GOAL
Restate the full set of records exactly, without adding or dropping a word.

PROVIDED DATA
------------------------------------------------------------------------
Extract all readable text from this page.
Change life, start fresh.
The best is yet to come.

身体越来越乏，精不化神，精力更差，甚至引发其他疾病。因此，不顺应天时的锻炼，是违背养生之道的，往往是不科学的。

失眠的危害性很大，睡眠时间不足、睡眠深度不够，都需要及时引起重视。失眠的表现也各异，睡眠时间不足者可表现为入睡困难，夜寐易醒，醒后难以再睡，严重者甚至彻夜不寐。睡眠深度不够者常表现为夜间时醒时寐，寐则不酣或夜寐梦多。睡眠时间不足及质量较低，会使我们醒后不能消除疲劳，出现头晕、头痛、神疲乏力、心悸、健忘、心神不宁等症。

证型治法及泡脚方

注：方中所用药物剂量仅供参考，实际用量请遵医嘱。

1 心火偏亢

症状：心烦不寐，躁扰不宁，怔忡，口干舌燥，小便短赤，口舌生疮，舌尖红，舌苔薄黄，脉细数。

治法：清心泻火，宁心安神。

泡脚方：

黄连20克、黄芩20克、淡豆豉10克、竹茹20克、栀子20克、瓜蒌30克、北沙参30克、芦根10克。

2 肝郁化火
------------------------------------------------------------------------
RESPONSE
Extract all readable text from this page.
Change life, start fresh.
The best is yet to come.

身体越来越乏，精不化神，精力更差，甚至引发其他疾病。因此，不顺应天时的锻炼，是违背养生之道的，往往是不科学的。

失眠的危害性很大，睡眠时间不足、睡眠深度不够，都需要及时引起重视。失眠的表现也各异，睡眠时间不足者可表现为入睡困难，夜寐易醒，醒后难以再睡，严重者甚至彻夜不寐。睡眠深度不够者常表现为夜间时醒时寐，寐则不酣或夜寐梦多。睡眠时间不足及质量较低，会使我们醒后不能消除疲劳，出现头晕、头痛、神疲乏力、心悸、健忘、心神不宁等症。

证型治法及泡脚方

注：方中所用药物剂量仅供参考，实际用量请遵医嘱。

1 心火偏亢

症状：心烦不寐，躁扰不宁，怔忡，口干舌燥，小便短赤，口舌生疮，舌尖红，舌苔薄黄，脉细数。

治法：清心泻火，宁心安神。

泡脚方：

黄连20克、黄芩20克、淡豆豉10克、竹茹20克、栀子20克、瓜蒌30克、北沙参30克、芦根10克。

2 肝郁化火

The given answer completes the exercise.